Every line must be returned precisely as it is written.

— Excerpted data —
┄┄┄┄┄┄┄┄┄┄┄┄┄┄┄┄┄┄┄┄

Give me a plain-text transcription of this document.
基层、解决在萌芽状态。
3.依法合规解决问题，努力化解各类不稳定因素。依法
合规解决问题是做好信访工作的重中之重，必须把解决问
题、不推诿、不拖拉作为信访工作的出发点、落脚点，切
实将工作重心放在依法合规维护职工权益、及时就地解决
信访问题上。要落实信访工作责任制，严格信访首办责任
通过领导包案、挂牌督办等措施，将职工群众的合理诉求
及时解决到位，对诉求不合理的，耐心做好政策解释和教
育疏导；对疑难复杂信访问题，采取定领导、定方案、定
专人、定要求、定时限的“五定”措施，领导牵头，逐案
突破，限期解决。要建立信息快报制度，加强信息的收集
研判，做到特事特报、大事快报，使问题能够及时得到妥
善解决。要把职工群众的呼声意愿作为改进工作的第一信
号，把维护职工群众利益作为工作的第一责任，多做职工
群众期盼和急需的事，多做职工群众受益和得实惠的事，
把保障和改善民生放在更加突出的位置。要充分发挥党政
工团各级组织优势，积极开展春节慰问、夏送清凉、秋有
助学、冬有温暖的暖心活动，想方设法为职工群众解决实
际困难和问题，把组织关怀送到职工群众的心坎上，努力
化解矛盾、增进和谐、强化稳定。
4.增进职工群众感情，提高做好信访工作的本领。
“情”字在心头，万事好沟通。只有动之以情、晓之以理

┄┄┄┄┄┄┄┄┄┄┄┄┄┄┄┄┄┄┄┄

— Correct answer —
Give me a plain-text transcription of this document.
基层、解决在萌芽状态。
3.依法合规解决问题，努力化解各类不稳定因素。依法
合规解决问题是做好信访工作的重中之重，必须把解决问
题、不推诿、不拖拉作为信访工作的出发点、落脚点，切
实将工作重心放在依法合规维护职工权益、及时就地解决
信访问题上。要落实信访工作责任制，严格信访首办责任
通过领导包案、挂牌督办等措施，将职工群众的合理诉求
及时解决到位，对诉求不合理的，耐心做好政策解释和教
育疏导；对疑难复杂信访问题，采取定领导、定方案、定
专人、定要求、定时限的“五定”措施，领导牵头，逐案
突破，限期解决。要建立信息快报制度，加强信息的收集
研判，做到特事特报、大事快报，使问题能够及时得到妥
善解决。要把职工群众的呼声意愿作为改进工作的第一信
号，把维护职工群众利益作为工作的第一责任，多做职工
群众期盼和急需的事，多做职工群众受益和得实惠的事，
把保障和改善民生放在更加突出的位置。要充分发挥党政
工团各级组织优势，积极开展春节慰问、夏送清凉、秋有
助学、冬有温暖的暖心活动，想方设法为职工群众解决实
际困难和问题，把组织关怀送到职工群众的心坎上，努力
化解矛盾、增进和谐、强化稳定。
4.增进职工群众感情，提高做好信访工作的本领。
“情”字在心头，万事好沟通。只有动之以情、晓之以理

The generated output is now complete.